The problem:
Among the lines below, list those containing the string "Bloomberg".

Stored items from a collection
[Start]

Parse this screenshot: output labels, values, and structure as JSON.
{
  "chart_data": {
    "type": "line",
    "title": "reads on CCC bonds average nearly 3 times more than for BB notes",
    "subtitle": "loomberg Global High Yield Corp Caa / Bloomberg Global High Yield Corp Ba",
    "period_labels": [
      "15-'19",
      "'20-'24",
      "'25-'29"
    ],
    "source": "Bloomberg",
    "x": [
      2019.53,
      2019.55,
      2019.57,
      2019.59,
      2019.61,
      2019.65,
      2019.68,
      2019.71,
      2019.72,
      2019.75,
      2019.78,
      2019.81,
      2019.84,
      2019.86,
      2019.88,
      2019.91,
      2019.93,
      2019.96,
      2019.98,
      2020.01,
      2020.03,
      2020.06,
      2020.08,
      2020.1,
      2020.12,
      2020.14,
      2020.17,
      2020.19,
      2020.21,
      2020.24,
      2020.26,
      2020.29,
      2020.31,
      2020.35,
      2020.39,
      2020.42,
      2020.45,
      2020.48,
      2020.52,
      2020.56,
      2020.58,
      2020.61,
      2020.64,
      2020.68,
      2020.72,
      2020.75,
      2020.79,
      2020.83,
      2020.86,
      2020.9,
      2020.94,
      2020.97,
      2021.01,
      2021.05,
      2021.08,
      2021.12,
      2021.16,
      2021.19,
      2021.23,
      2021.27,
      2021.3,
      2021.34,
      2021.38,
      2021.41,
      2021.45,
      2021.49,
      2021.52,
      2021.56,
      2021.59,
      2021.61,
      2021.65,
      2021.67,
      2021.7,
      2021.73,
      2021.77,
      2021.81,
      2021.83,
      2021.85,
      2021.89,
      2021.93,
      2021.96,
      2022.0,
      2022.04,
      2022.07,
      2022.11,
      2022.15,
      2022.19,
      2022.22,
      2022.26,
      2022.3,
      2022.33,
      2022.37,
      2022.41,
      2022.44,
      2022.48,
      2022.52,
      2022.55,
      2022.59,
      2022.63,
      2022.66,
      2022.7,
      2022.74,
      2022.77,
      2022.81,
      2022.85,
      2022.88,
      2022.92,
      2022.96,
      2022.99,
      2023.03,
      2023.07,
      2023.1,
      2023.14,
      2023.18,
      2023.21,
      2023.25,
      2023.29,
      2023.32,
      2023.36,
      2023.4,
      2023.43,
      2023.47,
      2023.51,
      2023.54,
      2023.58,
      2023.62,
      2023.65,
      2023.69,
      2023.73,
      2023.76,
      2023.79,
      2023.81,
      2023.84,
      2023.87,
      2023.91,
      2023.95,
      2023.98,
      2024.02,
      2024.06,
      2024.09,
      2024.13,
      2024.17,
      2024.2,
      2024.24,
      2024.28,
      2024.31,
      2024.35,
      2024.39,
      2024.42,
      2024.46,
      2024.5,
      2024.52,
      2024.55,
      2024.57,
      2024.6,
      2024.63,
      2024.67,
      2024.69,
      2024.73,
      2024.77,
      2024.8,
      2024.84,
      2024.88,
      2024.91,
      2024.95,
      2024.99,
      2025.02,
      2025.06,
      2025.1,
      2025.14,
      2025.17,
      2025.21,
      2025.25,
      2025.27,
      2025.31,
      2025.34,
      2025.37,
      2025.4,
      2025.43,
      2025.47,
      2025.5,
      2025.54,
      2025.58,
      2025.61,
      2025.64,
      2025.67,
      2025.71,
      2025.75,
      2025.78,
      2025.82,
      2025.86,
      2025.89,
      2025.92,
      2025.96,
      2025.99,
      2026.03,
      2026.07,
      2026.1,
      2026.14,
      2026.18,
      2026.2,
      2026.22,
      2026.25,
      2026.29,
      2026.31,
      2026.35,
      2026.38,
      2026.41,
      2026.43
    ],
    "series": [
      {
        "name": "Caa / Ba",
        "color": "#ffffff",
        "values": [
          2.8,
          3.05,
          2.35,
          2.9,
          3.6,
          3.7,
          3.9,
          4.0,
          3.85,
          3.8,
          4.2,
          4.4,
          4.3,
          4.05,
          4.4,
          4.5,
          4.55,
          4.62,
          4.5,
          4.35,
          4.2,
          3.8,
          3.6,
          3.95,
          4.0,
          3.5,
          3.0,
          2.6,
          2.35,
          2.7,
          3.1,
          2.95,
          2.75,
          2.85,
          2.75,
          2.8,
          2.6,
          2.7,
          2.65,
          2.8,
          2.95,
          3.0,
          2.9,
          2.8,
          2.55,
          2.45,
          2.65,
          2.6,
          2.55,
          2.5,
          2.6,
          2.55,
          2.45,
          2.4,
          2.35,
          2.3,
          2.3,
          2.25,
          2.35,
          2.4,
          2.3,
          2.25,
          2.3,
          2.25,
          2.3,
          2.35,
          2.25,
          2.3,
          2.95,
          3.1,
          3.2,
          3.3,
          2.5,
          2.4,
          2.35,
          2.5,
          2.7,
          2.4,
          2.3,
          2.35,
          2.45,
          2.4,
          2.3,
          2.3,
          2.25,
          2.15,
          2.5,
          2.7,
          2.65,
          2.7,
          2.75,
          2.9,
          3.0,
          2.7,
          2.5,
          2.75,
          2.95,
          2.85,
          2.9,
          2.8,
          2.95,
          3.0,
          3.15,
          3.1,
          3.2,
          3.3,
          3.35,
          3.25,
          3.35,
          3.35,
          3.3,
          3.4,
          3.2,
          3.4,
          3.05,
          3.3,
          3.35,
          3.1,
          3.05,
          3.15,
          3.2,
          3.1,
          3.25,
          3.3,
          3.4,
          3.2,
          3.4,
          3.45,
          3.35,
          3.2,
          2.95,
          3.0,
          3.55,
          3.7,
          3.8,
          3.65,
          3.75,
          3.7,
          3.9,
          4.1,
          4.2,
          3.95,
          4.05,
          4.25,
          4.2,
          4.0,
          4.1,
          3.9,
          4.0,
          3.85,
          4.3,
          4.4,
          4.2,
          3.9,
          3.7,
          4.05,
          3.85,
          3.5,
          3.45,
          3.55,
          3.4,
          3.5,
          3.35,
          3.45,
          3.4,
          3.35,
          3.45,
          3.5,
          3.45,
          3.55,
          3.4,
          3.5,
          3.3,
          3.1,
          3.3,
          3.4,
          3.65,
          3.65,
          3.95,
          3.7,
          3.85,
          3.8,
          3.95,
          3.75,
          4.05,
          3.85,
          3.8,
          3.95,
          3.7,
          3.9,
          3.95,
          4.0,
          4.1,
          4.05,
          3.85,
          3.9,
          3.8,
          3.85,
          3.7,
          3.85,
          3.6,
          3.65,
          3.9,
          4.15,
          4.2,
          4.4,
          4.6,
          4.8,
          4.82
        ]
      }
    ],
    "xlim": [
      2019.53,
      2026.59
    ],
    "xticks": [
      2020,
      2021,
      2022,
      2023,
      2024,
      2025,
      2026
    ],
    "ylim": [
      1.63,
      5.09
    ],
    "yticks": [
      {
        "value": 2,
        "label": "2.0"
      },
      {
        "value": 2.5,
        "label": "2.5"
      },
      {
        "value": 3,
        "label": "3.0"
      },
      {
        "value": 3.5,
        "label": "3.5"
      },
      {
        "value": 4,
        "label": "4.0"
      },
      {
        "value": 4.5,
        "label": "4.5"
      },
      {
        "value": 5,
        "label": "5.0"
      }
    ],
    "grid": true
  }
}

[End]

Exercise answer:
    "subtitle": "loomberg Global High Yield Corp Caa / Bloomberg Global High Yield Corp Ba",
    "source": "Bloomberg",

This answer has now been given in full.